## TASK STATEMENT
Print again, without any change, the part of the records that opens with the line containing "1025, 794, 1075]" and closes with the line containing "1025, 1329, 1075]", including both of those lines.

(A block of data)
▼

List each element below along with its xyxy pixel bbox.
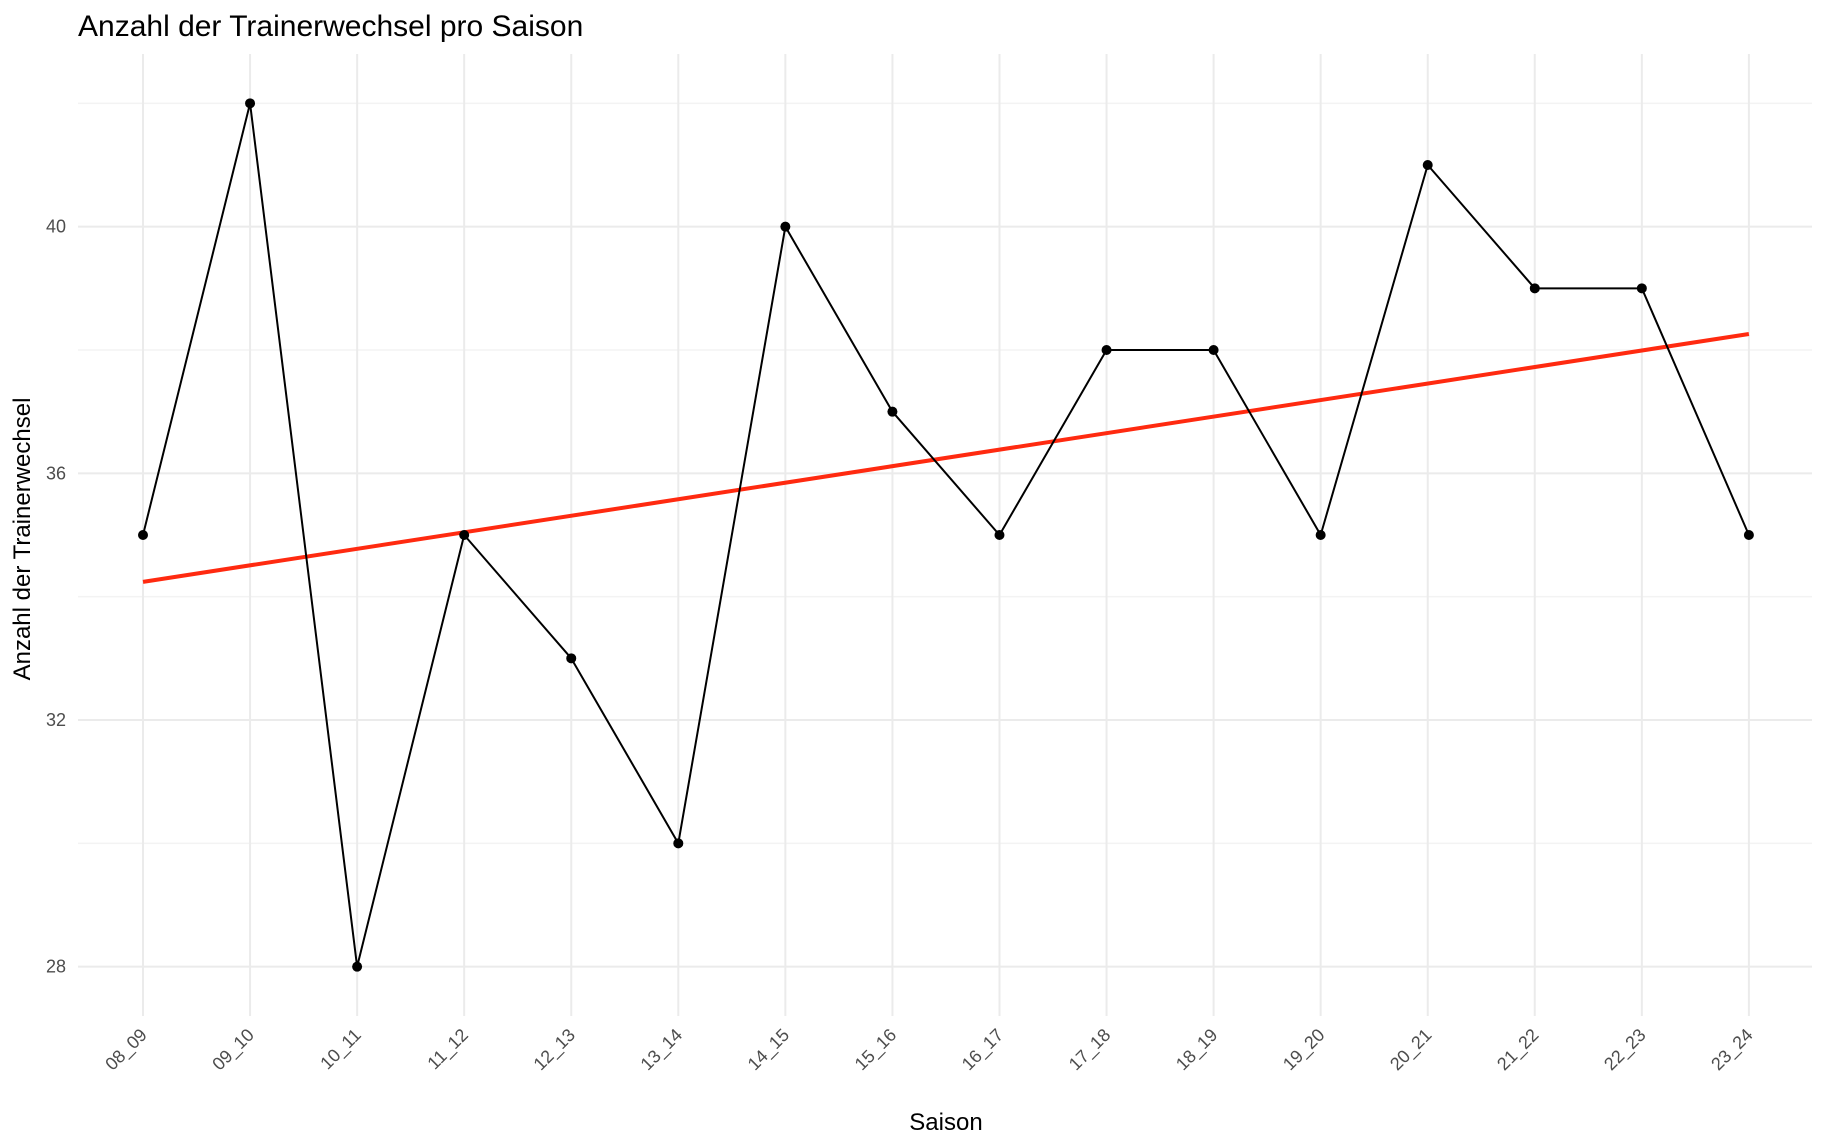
x-tick-label: 14_15	[744, 1025, 794, 1075]
major-gridlines	[78, 54, 1812, 1016]
x-tick-label: 18_19	[1172, 1025, 1222, 1075]
x-tick-label: 09_10	[208, 1025, 258, 1075]
y-axis-title: Anzahl der Trainerwechsel	[9, 398, 36, 681]
x-tick-label: 11_12	[423, 1025, 472, 1074]
x-tick-labels: 08_09 09_10 10_11 11_12 12_13 13_14 14_15 15_16…	[101, 1025, 1757, 1075]
x-tick-label: 19_20	[1279, 1025, 1329, 1075]
x-tick-label: 15_16	[851, 1025, 901, 1075]
data-point	[138, 530, 148, 540]
x-tick-label: 20_21	[1386, 1025, 1436, 1075]
x-tick-label: 16_17	[958, 1025, 1008, 1075]
series-layer	[142, 102, 1750, 968]
x-tick-label: 10_11	[316, 1025, 365, 1074]
data-point	[994, 530, 1005, 540]
minor-gridlines	[78, 102, 1812, 845]
x-tick-label: 21_22	[1493, 1025, 1543, 1075]
x-tick-label: 22_23	[1600, 1025, 1650, 1075]
data-point	[1529, 283, 1540, 294]
chart-title: Anzahl der Trainerwechsel pro Saison	[78, 10, 583, 43]
data-point	[1208, 345, 1219, 355]
x-tick-label: 23_24	[1707, 1025, 1757, 1075]
trend-line	[142, 331, 1750, 584]
data-point	[673, 838, 684, 849]
points-layer	[138, 98, 1754, 972]
data-point	[1636, 283, 1647, 294]
trendline-layer	[142, 331, 1750, 584]
y-tick-label: 40	[46, 217, 66, 237]
data-point	[1422, 160, 1433, 170]
x-tick-label: 12_13	[530, 1025, 580, 1075]
data-point	[1743, 530, 1754, 540]
data-point	[245, 98, 256, 109]
y-tick-labels: 28 32 36 40	[46, 217, 66, 977]
x-tick-label: 17_18	[1065, 1025, 1115, 1075]
data-point	[1315, 530, 1326, 540]
y-tick-label: 32	[46, 710, 66, 730]
y-tick-label: 36	[46, 463, 66, 483]
data-point	[459, 530, 470, 540]
data-point	[566, 653, 577, 664]
x-axis-title: Saison	[909, 1109, 982, 1136]
data-point	[1101, 345, 1112, 355]
y-tick-label: 28	[46, 957, 66, 977]
series-line	[142, 102, 1750, 968]
data-point	[780, 221, 791, 232]
x-tick-label: 08_09	[101, 1025, 151, 1075]
data-point	[352, 961, 363, 972]
x-tick-label: 13_14	[637, 1025, 687, 1075]
data-point	[887, 406, 898, 417]
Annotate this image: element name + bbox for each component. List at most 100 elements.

▲

## ANSWER FOR THE TASK
x-tick-label: 14_15	[744, 1025, 794, 1075]
major-gridlines	[78, 54, 1812, 1016]
x-tick-label: 18_19	[1172, 1025, 1222, 1075]
x-tick-label: 09_10	[208, 1025, 258, 1075]
y-axis-title: Anzahl der Trainerwechsel	[9, 398, 36, 681]
x-tick-label: 11_12	[423, 1025, 472, 1074]
x-tick-labels: 08_09 09_10 10_11 11_12 12_13 13_14 14_15 15_16…	[101, 1025, 1757, 1075]
x-tick-label: 19_20	[1279, 1025, 1329, 1075]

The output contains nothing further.